### [Material]
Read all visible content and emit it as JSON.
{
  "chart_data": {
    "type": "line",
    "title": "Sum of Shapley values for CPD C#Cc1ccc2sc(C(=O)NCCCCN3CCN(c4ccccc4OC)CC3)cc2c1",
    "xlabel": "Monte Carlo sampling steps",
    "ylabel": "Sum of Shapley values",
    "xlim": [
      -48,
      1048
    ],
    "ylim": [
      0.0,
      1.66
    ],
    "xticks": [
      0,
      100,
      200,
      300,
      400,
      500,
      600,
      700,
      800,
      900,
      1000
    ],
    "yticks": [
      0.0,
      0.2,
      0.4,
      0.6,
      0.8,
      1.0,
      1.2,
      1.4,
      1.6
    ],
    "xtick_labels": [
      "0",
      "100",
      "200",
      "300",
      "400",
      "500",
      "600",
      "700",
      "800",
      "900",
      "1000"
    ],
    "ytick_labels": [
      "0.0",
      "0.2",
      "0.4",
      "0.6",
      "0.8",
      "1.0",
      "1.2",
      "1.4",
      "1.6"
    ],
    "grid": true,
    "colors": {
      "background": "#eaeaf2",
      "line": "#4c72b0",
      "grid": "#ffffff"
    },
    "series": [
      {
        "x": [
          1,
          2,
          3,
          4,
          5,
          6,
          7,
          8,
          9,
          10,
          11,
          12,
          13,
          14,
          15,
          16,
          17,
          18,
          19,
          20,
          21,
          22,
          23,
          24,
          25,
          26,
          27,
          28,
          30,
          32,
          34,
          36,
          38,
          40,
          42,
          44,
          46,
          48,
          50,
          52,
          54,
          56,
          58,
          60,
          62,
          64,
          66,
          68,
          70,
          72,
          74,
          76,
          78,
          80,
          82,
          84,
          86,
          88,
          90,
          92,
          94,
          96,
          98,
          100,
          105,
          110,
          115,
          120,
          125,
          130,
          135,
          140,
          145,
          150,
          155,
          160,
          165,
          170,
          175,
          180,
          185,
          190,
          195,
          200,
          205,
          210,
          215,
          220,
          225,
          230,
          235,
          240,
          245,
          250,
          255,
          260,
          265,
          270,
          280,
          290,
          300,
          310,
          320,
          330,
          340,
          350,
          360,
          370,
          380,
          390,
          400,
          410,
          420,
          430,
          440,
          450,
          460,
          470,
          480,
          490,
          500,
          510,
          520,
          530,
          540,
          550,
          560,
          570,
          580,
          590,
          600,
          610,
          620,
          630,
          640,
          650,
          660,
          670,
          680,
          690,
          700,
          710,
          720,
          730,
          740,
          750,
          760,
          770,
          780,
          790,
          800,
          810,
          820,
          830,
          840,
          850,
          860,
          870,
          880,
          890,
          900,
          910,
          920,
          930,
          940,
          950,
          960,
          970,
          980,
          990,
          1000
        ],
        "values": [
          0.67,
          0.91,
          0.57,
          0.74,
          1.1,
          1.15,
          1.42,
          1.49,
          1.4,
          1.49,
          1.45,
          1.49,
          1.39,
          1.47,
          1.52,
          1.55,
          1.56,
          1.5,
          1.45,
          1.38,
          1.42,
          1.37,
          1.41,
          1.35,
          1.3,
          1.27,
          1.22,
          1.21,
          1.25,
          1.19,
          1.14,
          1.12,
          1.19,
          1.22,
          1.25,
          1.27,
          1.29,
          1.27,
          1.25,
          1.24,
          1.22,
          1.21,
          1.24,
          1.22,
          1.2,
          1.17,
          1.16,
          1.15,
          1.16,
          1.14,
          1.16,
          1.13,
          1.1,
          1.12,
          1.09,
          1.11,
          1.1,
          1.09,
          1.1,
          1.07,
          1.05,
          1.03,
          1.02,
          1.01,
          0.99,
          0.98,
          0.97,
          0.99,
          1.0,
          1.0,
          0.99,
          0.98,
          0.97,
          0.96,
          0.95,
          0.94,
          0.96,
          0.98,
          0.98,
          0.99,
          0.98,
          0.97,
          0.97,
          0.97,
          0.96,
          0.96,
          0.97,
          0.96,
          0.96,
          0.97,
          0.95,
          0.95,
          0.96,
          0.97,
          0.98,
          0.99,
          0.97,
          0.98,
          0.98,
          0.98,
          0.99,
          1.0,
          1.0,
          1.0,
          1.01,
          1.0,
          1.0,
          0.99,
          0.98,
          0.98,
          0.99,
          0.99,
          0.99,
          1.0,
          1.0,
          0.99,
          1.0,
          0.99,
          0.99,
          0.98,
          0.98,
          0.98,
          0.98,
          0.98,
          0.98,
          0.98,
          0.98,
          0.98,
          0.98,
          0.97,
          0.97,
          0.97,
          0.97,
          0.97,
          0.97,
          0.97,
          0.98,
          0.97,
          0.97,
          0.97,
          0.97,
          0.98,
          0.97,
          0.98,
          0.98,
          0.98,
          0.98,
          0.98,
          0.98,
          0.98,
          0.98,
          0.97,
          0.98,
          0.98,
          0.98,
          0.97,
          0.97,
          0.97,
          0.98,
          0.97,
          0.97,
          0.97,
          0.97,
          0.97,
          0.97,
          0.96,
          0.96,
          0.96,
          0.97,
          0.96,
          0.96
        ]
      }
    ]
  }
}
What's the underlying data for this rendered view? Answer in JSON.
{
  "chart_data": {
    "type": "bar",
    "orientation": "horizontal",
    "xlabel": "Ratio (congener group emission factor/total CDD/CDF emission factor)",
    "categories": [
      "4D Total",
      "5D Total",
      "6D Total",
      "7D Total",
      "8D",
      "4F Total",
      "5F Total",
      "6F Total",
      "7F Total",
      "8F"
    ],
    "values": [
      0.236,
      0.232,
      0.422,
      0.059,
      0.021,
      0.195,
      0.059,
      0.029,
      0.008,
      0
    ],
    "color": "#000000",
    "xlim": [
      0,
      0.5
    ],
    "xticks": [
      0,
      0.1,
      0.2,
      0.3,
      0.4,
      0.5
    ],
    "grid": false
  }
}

### [Problem requirements]
Search the data above for the string "xlabel" and return every line that has it.

### [Response to this task]
    "xlabel": "Monte Carlo sampling steps",
    "xlabel": "Ratio (congener group emission factor/total CDD/CDF emission factor)",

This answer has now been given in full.